>> BEGIN Data for processing
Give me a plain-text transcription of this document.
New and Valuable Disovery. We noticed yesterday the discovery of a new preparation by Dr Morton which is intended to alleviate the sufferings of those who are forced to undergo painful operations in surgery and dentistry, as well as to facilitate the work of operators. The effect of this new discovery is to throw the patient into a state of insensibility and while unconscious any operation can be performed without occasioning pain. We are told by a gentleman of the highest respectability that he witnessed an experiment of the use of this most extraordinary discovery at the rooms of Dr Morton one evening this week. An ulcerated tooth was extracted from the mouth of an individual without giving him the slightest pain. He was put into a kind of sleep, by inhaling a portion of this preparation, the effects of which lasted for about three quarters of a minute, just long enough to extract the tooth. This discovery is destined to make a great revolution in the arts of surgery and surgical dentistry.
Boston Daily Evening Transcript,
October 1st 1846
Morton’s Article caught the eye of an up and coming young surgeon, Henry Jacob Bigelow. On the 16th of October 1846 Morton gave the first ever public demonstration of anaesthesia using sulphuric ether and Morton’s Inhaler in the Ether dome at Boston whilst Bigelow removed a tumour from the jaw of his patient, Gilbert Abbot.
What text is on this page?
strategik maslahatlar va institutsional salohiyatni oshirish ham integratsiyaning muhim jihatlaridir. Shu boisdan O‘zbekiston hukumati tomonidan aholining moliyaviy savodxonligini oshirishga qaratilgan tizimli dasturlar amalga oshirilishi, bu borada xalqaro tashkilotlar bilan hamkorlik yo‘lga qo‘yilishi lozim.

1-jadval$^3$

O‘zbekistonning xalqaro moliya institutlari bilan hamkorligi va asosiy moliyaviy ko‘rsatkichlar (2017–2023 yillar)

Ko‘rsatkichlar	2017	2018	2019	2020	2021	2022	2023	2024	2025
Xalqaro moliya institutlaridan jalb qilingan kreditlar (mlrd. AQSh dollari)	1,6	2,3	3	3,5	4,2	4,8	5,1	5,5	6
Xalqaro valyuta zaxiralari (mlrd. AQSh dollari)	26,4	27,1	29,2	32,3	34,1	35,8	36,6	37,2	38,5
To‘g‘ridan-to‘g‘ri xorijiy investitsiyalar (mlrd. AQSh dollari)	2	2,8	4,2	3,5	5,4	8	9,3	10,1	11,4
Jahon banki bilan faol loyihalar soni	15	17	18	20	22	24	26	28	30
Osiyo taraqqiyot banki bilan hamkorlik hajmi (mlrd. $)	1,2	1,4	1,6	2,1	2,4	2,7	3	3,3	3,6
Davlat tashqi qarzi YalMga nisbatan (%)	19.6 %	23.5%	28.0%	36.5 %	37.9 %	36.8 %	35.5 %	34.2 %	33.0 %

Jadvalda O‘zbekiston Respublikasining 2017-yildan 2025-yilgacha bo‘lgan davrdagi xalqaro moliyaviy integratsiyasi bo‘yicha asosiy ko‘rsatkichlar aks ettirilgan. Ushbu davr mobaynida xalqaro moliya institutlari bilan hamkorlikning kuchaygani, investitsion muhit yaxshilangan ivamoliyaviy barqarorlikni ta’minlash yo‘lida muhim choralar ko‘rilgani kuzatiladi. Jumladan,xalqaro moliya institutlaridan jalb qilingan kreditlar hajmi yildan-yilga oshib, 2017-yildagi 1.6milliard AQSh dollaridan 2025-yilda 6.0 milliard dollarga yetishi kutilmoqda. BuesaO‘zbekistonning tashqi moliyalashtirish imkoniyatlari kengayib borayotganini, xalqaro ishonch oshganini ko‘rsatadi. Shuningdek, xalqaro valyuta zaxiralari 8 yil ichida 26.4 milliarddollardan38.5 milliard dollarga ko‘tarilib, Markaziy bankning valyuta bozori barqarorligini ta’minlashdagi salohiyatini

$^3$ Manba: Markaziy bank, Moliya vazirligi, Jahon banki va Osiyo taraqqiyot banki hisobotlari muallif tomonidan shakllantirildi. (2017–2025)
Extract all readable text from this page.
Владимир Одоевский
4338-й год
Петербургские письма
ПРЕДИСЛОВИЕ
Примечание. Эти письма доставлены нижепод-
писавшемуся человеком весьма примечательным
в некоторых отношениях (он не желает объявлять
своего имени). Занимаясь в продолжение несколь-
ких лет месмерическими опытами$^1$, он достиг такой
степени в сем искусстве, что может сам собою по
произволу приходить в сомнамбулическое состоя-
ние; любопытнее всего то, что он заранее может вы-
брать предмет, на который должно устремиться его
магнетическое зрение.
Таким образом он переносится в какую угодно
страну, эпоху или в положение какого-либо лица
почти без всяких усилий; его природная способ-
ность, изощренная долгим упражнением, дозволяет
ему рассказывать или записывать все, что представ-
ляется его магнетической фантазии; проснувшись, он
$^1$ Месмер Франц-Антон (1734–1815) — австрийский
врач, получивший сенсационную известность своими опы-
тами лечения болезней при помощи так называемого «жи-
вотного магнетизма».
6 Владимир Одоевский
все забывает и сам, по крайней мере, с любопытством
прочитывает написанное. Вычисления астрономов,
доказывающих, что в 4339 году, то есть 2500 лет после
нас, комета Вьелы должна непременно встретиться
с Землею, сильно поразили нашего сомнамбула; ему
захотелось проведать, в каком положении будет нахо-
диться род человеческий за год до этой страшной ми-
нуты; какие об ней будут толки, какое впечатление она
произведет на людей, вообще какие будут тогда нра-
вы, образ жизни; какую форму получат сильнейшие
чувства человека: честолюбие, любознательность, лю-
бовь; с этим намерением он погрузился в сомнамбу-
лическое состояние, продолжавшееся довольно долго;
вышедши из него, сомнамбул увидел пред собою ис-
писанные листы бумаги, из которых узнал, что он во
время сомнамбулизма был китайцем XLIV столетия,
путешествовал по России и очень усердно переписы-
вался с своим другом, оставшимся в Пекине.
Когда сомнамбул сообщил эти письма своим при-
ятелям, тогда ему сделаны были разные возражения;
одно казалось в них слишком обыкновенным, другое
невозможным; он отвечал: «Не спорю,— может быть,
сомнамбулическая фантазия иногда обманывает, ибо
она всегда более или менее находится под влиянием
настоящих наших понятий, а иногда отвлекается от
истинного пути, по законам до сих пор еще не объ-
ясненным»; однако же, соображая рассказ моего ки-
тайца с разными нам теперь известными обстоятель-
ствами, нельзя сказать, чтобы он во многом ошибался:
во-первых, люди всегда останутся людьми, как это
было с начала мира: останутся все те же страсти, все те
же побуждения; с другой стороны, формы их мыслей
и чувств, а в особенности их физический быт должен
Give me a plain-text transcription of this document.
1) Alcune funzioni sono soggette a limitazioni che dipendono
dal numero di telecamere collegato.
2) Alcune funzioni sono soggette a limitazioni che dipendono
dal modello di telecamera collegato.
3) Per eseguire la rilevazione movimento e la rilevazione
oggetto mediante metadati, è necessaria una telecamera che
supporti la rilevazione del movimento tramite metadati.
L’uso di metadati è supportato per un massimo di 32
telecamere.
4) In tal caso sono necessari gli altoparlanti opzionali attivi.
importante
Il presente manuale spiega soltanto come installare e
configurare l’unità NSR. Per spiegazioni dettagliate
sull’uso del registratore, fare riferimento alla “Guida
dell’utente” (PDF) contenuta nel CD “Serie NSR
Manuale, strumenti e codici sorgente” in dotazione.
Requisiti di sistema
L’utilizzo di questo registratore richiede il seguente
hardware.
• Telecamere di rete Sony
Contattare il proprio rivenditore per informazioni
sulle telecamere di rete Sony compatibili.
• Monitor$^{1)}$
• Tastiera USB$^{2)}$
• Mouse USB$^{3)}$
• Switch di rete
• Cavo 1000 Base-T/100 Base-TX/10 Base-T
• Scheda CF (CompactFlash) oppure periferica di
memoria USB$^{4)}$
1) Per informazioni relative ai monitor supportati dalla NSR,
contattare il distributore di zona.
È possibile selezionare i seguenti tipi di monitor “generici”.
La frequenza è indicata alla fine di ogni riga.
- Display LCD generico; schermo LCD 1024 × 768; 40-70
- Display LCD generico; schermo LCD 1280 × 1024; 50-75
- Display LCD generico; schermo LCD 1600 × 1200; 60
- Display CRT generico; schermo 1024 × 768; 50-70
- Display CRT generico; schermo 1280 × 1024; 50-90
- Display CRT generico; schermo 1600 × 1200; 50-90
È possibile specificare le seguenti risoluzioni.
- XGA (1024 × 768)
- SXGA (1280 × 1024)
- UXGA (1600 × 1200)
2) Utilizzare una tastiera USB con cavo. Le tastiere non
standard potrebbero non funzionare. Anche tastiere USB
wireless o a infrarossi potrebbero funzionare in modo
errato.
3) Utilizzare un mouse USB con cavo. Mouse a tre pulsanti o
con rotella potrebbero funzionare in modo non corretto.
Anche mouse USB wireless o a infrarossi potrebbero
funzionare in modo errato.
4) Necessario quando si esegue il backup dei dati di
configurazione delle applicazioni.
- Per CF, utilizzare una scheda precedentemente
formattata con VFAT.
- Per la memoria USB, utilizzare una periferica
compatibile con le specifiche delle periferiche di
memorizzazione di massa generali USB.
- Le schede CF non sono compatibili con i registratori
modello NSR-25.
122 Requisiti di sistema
>> END Data for processing
Problem to solve: Copy each line of the listing that includes "periferica".

Full output:
• Scheda CF (CompactFlash) oppure periferica di
- Per la memoria USB, utilizzare una periferica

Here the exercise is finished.